» **BRIEF**
Find every line in the records that holds the string "закріпити". Copy each one.

» **DATASET RECORDS**
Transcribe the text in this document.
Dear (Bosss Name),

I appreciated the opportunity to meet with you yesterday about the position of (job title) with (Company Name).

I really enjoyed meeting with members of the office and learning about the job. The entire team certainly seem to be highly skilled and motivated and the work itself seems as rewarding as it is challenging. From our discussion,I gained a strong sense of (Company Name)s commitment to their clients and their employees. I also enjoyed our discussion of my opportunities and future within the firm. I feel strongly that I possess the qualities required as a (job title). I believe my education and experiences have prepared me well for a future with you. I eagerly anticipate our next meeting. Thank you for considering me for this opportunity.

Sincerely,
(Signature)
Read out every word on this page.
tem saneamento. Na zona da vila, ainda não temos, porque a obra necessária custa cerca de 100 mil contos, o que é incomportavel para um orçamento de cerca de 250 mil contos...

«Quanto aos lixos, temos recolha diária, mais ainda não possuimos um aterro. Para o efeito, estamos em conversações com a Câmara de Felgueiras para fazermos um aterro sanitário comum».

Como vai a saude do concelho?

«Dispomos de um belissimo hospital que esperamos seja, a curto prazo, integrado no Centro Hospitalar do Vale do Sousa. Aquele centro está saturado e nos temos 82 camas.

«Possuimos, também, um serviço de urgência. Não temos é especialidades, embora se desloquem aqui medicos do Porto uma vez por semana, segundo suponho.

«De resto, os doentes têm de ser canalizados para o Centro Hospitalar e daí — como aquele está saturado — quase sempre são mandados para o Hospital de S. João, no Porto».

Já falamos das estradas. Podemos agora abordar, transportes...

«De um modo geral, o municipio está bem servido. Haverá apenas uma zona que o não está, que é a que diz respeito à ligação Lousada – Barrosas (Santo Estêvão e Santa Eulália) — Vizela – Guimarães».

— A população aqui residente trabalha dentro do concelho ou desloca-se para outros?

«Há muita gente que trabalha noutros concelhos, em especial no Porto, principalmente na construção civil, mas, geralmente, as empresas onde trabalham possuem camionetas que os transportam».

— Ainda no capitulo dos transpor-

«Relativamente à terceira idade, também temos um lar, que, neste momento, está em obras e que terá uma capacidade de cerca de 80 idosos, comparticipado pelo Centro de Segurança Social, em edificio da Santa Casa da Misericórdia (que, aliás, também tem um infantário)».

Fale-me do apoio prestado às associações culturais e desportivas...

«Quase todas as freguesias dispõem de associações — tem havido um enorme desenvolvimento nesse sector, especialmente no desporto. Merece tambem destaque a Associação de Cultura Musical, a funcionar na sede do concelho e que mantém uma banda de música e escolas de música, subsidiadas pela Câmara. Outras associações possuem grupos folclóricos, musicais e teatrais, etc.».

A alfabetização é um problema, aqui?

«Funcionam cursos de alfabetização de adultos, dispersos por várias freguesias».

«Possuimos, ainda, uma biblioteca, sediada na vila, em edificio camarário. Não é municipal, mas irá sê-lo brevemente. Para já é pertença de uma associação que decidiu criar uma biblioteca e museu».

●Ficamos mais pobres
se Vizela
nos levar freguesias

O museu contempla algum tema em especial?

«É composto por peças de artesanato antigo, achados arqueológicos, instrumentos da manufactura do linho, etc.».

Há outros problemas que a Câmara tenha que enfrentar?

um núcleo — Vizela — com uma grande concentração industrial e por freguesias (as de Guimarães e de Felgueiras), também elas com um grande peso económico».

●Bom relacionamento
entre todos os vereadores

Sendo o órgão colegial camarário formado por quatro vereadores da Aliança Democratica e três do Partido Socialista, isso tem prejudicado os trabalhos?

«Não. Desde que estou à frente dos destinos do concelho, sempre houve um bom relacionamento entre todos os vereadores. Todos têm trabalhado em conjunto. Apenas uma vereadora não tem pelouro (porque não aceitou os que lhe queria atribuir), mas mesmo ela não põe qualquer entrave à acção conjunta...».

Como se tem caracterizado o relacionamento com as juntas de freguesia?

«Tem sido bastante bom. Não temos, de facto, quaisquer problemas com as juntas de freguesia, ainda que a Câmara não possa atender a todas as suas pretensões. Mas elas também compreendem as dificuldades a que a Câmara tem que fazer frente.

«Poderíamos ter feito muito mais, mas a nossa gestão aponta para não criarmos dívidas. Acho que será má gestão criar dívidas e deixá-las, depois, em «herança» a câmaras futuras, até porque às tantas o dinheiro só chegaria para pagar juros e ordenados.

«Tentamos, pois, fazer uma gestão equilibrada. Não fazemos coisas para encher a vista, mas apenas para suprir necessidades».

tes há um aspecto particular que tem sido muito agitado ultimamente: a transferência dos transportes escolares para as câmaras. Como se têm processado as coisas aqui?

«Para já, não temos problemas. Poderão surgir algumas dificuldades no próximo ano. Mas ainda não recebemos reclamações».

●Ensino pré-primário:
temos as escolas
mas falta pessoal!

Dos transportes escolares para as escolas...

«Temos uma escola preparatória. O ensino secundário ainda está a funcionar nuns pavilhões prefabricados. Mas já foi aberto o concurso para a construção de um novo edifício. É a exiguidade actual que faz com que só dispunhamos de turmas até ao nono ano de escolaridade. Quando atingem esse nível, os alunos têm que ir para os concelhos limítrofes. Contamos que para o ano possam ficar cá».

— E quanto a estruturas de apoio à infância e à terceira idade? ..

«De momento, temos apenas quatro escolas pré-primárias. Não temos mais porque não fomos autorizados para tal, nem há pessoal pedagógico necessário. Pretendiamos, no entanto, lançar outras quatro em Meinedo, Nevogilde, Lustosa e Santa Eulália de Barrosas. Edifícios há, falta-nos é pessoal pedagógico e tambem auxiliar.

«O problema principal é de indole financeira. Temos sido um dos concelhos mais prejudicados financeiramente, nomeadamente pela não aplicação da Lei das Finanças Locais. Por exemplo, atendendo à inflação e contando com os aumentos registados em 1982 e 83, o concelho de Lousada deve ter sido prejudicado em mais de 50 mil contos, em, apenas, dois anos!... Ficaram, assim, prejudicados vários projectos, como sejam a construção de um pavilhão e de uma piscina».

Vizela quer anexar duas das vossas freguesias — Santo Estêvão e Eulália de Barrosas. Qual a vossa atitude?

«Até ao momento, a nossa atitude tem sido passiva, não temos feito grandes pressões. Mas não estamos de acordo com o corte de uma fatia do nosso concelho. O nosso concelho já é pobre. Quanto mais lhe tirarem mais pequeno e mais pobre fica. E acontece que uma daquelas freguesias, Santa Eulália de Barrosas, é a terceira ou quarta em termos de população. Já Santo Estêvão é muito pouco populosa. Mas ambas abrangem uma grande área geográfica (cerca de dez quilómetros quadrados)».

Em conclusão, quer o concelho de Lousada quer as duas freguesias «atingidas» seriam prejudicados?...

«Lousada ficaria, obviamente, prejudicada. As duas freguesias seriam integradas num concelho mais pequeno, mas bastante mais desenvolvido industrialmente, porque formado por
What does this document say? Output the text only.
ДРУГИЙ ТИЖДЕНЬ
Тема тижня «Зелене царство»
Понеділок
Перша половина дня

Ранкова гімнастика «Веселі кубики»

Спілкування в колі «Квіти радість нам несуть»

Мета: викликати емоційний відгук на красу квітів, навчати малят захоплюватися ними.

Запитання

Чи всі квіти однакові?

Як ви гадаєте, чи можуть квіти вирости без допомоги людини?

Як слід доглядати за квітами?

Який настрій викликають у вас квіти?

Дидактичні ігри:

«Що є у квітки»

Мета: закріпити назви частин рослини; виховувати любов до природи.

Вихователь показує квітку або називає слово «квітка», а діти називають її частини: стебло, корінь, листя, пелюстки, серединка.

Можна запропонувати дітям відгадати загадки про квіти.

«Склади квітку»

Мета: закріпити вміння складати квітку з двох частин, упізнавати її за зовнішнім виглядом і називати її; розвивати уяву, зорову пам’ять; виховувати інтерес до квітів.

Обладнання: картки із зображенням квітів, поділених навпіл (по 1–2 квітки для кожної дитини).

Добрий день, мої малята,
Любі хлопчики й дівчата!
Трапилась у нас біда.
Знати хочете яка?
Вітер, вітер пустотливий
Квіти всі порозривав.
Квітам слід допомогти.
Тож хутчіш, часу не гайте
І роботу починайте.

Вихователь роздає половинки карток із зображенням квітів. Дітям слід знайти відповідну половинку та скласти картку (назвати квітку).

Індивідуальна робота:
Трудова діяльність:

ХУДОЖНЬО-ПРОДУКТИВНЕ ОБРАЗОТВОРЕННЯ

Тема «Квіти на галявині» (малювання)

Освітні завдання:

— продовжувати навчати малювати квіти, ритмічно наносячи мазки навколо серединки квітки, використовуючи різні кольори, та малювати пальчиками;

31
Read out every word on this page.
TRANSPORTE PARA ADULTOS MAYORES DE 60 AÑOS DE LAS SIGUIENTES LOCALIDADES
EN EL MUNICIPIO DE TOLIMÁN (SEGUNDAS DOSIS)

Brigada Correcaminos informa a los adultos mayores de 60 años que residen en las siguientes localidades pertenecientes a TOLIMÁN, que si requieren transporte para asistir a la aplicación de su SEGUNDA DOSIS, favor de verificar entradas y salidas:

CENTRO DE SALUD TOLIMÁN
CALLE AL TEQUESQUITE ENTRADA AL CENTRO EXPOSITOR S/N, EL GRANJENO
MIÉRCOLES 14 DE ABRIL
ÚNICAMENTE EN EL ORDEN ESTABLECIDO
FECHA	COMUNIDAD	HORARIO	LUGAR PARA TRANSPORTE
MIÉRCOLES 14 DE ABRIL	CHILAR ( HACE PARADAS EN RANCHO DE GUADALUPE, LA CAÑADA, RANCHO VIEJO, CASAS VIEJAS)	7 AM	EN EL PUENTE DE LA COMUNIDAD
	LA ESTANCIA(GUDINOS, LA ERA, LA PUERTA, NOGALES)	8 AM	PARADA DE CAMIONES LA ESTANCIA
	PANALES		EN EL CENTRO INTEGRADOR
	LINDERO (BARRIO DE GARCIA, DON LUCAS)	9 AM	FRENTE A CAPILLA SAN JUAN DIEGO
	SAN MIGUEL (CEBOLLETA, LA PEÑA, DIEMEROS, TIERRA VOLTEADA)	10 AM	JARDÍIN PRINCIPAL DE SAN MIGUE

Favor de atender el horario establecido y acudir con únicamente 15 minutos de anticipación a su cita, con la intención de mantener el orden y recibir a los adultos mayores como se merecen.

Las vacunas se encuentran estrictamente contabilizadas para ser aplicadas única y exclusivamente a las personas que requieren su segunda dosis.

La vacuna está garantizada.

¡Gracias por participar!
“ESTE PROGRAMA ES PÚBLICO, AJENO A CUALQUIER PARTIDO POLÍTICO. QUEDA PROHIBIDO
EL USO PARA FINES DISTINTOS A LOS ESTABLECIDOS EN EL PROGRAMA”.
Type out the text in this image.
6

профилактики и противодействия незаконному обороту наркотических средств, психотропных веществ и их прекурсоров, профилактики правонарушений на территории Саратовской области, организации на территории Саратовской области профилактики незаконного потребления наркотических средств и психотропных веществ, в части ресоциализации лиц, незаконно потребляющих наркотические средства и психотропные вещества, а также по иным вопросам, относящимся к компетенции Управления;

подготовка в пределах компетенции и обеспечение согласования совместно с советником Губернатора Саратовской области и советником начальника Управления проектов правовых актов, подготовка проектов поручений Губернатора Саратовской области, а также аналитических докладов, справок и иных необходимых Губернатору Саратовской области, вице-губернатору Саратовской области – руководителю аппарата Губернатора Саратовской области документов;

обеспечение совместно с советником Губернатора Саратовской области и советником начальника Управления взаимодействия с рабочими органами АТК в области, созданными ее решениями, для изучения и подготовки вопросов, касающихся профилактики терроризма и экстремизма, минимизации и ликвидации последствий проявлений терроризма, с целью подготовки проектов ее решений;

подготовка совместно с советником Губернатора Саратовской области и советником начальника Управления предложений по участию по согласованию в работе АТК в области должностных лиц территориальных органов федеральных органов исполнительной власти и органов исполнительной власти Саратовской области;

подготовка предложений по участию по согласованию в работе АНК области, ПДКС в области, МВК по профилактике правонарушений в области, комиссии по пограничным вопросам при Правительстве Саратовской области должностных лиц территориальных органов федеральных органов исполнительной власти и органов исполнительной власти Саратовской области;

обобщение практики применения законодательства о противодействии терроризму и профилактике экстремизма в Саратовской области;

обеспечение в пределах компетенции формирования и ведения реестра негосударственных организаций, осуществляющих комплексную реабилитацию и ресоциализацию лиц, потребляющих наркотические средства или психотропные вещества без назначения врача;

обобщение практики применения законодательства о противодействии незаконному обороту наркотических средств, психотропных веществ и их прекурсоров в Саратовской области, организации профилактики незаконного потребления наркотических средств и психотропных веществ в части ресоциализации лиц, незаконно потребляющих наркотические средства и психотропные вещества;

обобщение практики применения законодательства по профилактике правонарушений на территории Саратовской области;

» **WORKED ANSWER**
Мета: закріпити назви частин рослини; виховувати любов до природи.
Мета: закріпити вміння складати квітку з двох частин, упізнавати її за зовнішнім виглядом і називати її; розвивати уяву, зорову пам’ять; виховувати інтерес до квітів.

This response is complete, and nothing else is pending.